WHAT THE EXERCISE ASKS:
Identify each line below containing the string "this" and copy it.

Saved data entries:
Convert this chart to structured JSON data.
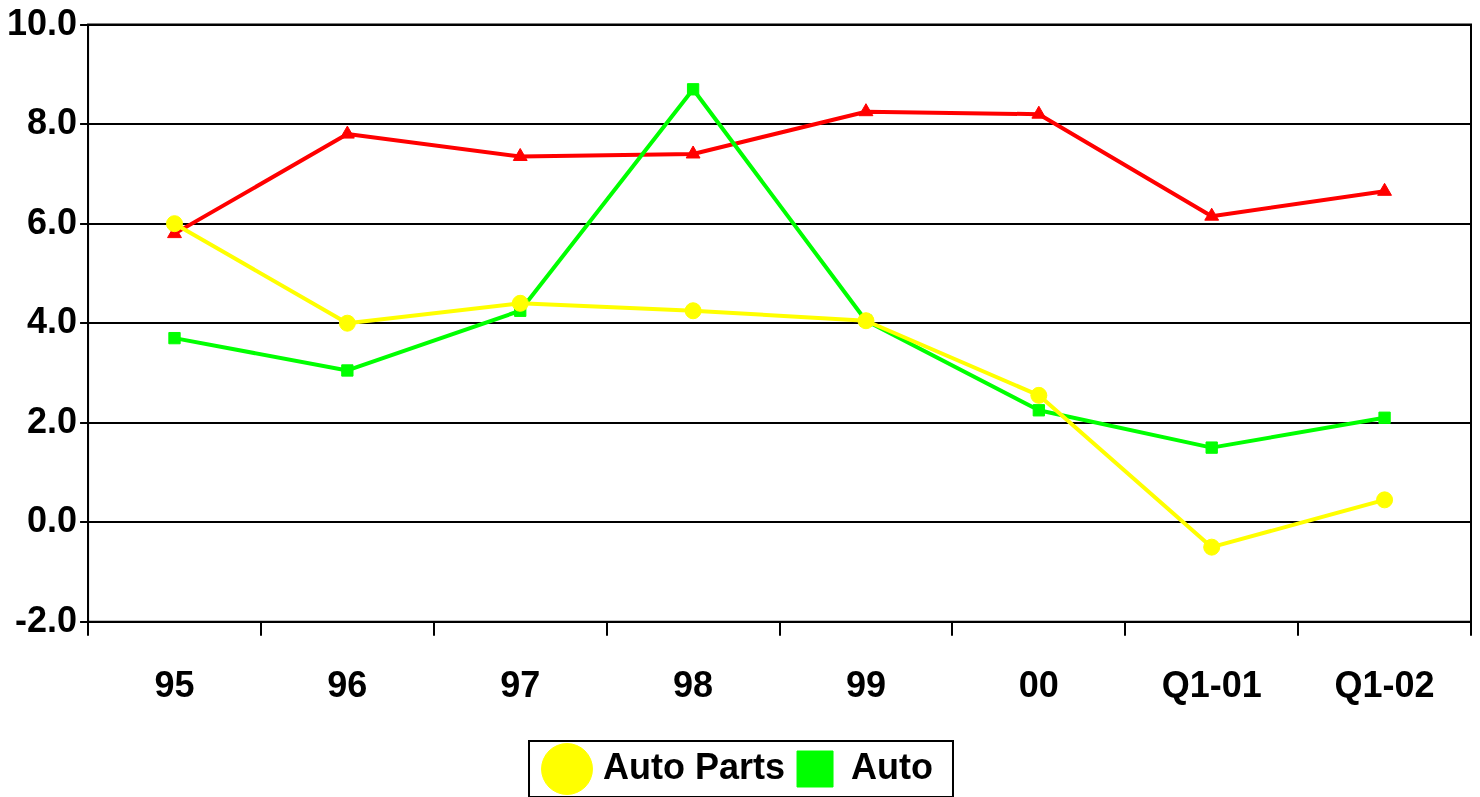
{
  "chart_data": {
    "type": "line",
    "categories": [
      "95",
      "96",
      "97",
      "98",
      "99",
      "00",
      "Q1-01",
      "Q1-02"
    ],
    "series": [
      {
        "color": "#ff0000",
        "marker": "triangle",
        "values": [
          5.8,
          7.8,
          7.35,
          7.4,
          8.25,
          8.2,
          6.15,
          6.65
        ]
      },
      {
        "name": "Auto",
        "color": "#00ff00",
        "marker": "square",
        "values": [
          3.7,
          3.05,
          4.25,
          8.7,
          4.05,
          2.25,
          1.5,
          2.1
        ]
      },
      {
        "name": "Auto Parts",
        "color": "#ffff00",
        "marker": "circle",
        "values": [
          6.0,
          4.0,
          4.4,
          4.25,
          4.05,
          2.55,
          -0.5,
          0.45
        ]
      }
    ],
    "ylim": [
      -2,
      10
    ],
    "yticks": [
      {
        "value": -2,
        "label": "-2.0"
      },
      {
        "value": 0,
        "label": "0.0"
      },
      {
        "value": 2,
        "label": "2.0"
      },
      {
        "value": 4,
        "label": "4.0"
      },
      {
        "value": 6,
        "label": "6.0"
      },
      {
        "value": 8,
        "label": "8.0"
      },
      {
        "value": 10,
        "label": "10.0"
      }
    ],
    "grid": "y",
    "legend": "bottom",
    "line_style": "solid"
  }
}
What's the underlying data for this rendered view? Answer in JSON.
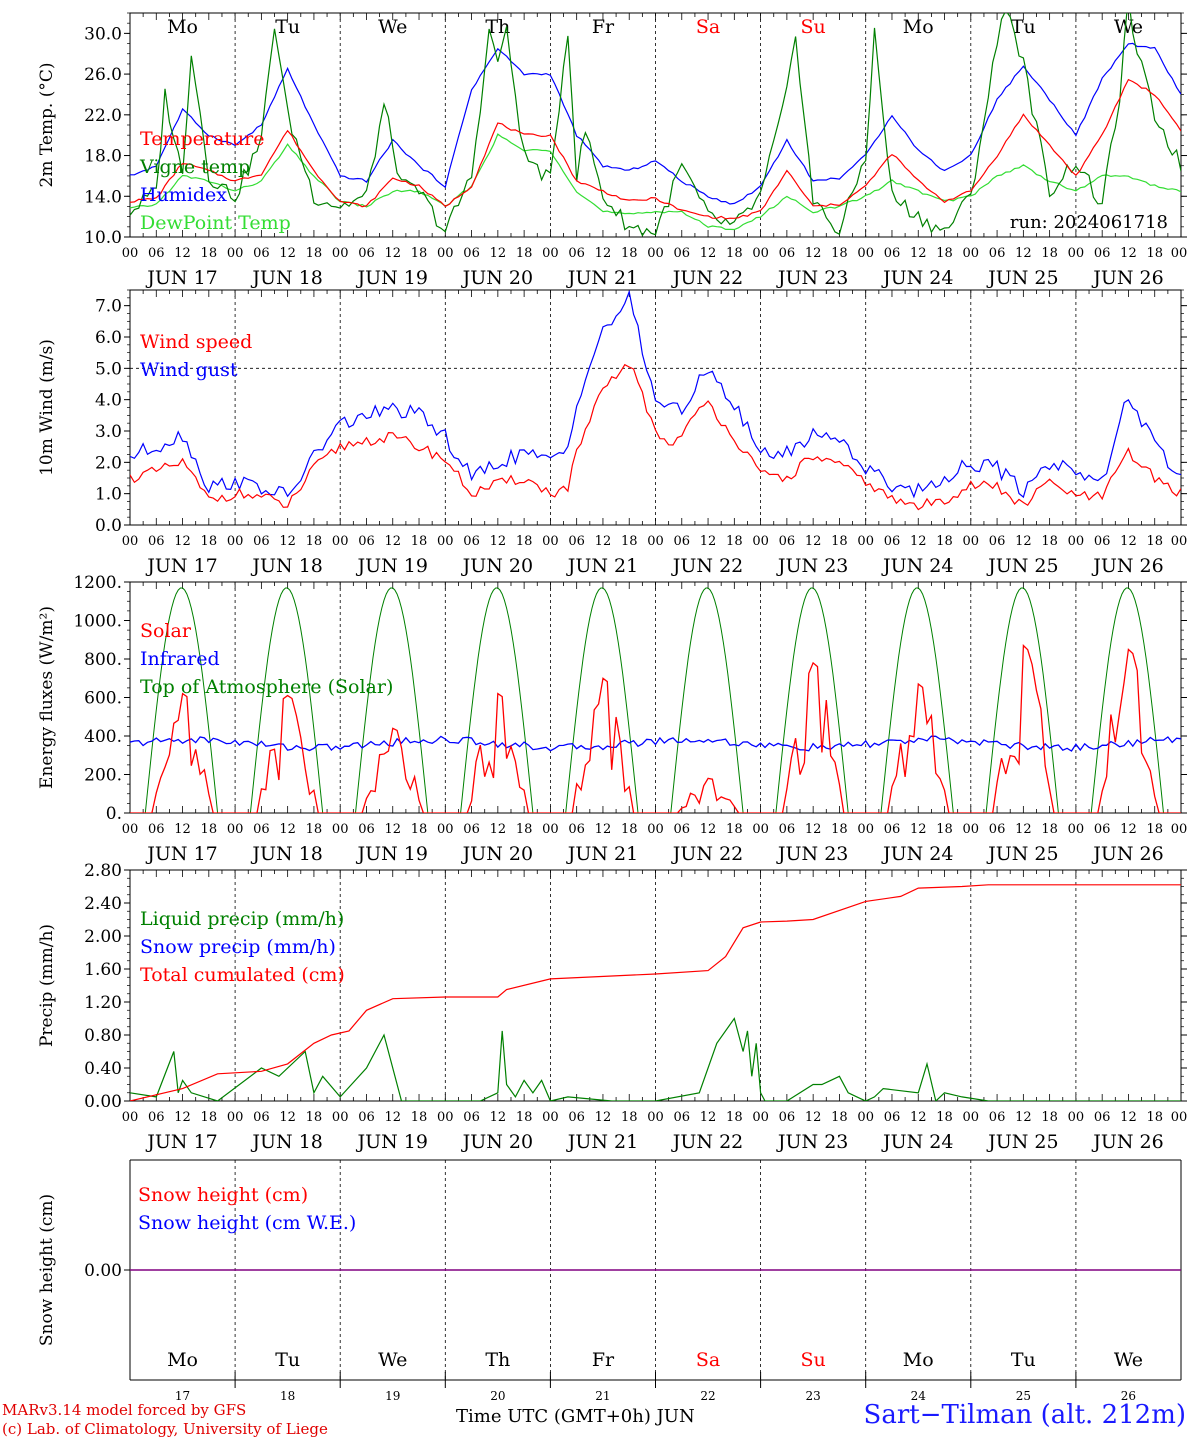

TASK OUTPUT:
Convert this chart to structured JSON data.
What's the underlying data for this rendered view? Answer in JSON.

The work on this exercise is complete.